Problem statement: Which lines in the records below contain the word "felleski"? Copy each one out.

Given data:
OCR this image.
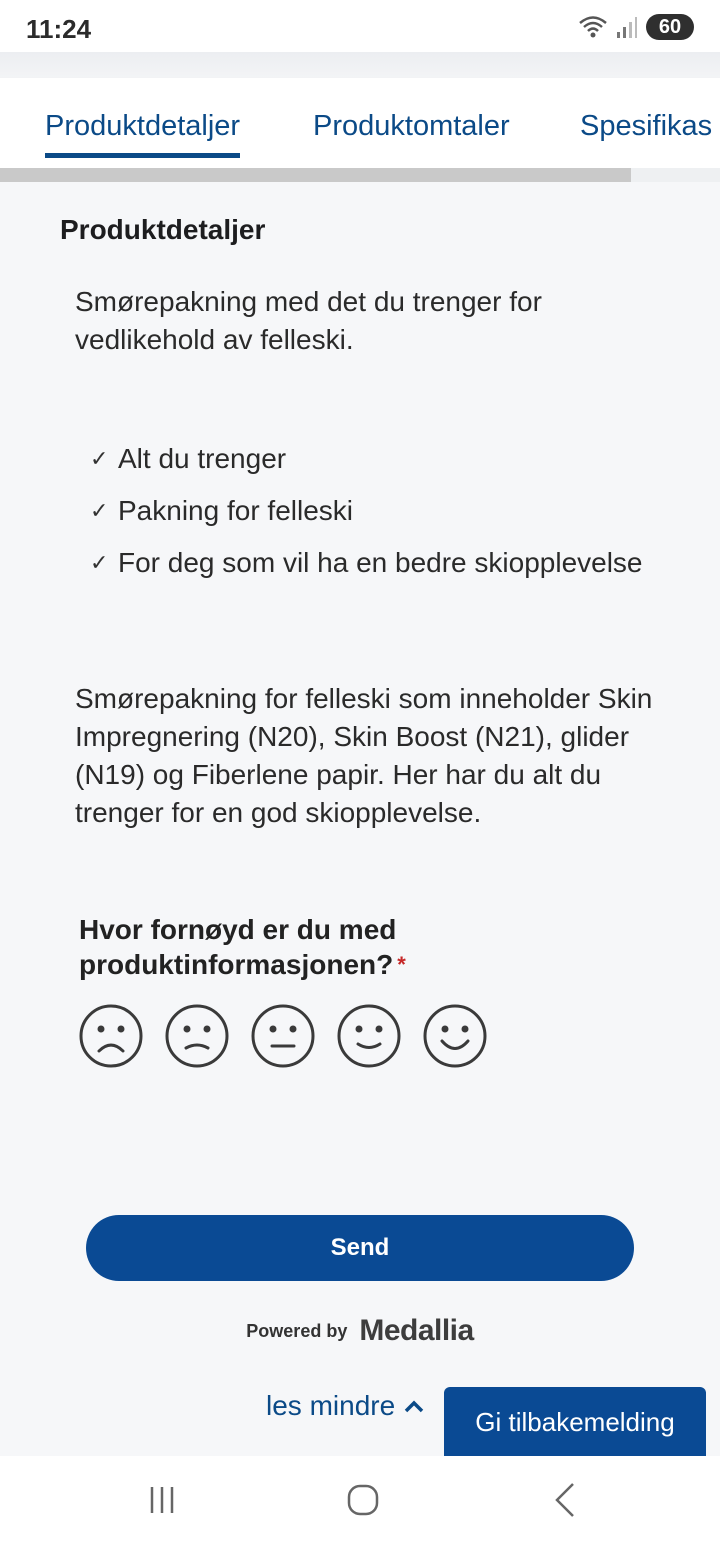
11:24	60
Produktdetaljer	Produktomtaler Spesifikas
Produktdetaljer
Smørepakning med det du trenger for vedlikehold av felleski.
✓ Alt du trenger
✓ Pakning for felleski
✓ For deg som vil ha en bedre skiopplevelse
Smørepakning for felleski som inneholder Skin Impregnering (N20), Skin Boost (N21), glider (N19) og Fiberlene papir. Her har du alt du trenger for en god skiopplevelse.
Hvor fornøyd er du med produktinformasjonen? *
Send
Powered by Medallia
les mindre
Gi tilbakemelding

==

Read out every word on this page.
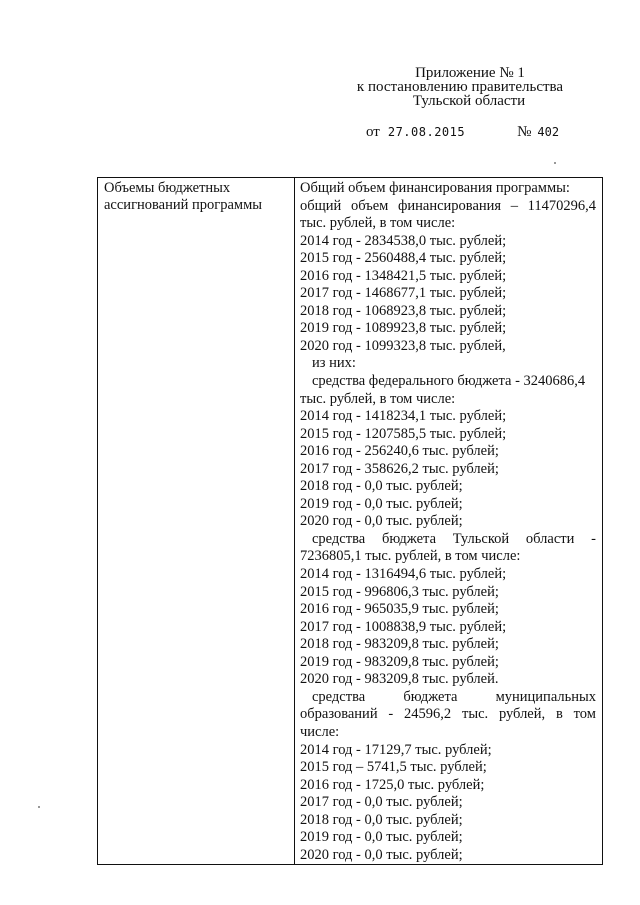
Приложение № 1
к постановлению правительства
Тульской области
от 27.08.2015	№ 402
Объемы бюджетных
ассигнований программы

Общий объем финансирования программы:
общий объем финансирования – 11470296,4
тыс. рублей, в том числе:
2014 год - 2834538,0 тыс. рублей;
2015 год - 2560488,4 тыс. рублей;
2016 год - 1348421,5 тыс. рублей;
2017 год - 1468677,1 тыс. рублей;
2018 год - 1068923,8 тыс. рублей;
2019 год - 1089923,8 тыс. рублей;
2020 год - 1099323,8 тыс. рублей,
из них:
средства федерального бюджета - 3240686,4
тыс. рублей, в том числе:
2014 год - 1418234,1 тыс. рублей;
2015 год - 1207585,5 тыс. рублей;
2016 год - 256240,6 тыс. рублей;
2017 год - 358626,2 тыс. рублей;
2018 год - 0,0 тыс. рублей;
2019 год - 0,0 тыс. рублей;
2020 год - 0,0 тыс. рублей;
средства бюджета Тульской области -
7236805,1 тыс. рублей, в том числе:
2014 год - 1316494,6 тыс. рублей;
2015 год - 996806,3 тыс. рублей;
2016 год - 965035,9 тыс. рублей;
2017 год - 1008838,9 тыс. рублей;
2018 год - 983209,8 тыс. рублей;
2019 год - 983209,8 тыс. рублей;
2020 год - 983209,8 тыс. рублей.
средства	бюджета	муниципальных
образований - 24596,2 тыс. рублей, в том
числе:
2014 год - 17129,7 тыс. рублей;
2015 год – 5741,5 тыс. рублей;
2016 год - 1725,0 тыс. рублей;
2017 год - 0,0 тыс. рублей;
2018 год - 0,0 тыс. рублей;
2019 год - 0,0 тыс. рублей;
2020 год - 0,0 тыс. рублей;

Answer for this exercise:
Smørepakning med det du trenger for vedlikehold av felleski.
✓ Pakning for felleski
Smørepakning for felleski som inneholder Skin Impregnering (N20), Skin Boost (N21), glider (N19) og Fiberlene papir. Her har du alt du trenger for en god skiopplevelse.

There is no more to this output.